Parents who love their children do some extraordinary things for each child. They do that because they love the whole person of each child.

(Transition: I want you to follow me. When I start sharing, you may wonder how all this fits together. However, if you will think with me, I promise you it will all fit together.)

  1. I want to begin with Paul’s brief letter to Christians in Thessalonica that we call 1 Thessalonians.
    1. In this short letter, Paul mentions some of their strengths, gives some challenges, and address some problems.
      1. They needed all three.
      2. They had some commendable strengths.
      3. They needed the encouragement in the challenges.
      4. They needed to deal with some problems.
    2. Their strengths:
      1. Their first strength: their conversion to Jesus Christ was genuine and remarkable.
        1. All of chapter one notes how remarkable the conversion of the people was.

* Rows
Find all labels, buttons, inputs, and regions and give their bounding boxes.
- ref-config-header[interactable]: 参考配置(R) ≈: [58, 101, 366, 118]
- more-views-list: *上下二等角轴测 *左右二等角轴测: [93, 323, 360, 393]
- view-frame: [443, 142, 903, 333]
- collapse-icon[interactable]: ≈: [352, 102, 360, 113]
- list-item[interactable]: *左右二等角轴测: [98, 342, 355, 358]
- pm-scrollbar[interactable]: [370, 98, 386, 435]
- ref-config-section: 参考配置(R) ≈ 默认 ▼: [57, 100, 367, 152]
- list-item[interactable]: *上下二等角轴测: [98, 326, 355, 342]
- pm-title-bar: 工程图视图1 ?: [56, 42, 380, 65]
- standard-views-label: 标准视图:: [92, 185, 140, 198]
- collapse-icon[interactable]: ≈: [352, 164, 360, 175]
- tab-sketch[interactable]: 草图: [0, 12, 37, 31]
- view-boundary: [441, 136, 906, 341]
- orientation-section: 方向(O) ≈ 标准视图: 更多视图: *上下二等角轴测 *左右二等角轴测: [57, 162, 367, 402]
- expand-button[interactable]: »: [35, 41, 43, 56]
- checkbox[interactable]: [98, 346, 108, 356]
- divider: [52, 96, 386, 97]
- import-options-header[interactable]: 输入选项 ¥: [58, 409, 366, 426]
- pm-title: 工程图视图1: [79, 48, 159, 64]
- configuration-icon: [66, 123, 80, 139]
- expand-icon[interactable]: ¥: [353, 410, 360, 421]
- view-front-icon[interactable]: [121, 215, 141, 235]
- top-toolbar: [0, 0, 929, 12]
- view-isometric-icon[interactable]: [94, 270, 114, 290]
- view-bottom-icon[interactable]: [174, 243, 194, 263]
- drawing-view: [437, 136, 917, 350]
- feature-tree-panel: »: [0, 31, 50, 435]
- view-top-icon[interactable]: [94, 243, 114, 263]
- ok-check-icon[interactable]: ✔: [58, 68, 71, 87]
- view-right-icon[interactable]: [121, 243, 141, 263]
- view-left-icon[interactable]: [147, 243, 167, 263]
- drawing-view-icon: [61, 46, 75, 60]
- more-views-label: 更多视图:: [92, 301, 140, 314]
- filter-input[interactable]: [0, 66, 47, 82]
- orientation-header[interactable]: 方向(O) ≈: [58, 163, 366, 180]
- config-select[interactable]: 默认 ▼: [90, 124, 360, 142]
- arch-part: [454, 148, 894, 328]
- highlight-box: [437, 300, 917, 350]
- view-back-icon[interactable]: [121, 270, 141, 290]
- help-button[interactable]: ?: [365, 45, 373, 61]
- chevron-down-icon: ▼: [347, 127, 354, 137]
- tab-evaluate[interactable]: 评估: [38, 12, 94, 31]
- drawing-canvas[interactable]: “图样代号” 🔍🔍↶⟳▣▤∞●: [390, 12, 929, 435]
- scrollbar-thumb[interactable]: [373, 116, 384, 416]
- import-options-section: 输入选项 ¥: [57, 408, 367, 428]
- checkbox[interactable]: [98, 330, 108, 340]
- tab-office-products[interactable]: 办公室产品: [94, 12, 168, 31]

* To do
1 > In the sermon outline, list the four statements numbered directly under the sentence that begins "In this short letter".
2 > Print the part of the sermon outline starting with "1. I want to" and going on through "needed all three.".
3 > Translate this sentence from the sermon outline into Spanish: "Parents who love their children do some extraordinary things for each child."
None of the items are needed for this.

* Complete answers
1 >
1. They needed all three.
2. They had some commendable strengths.
3. They needed the encouragement in the challenges.
4. They needed to deal with some problems.

2 >
1. I want to begin with Paul’s brief letter to Christians in Thessalonica that we call 1 Thessalonians.
    1. In this short letter, Paul mentions some of their strengths, gives some challenges, and address some problems.
      1. They needed all three.

3 > Los padres que aman a sus hijos hacen algunas cosas extraordinarias por cada hijo.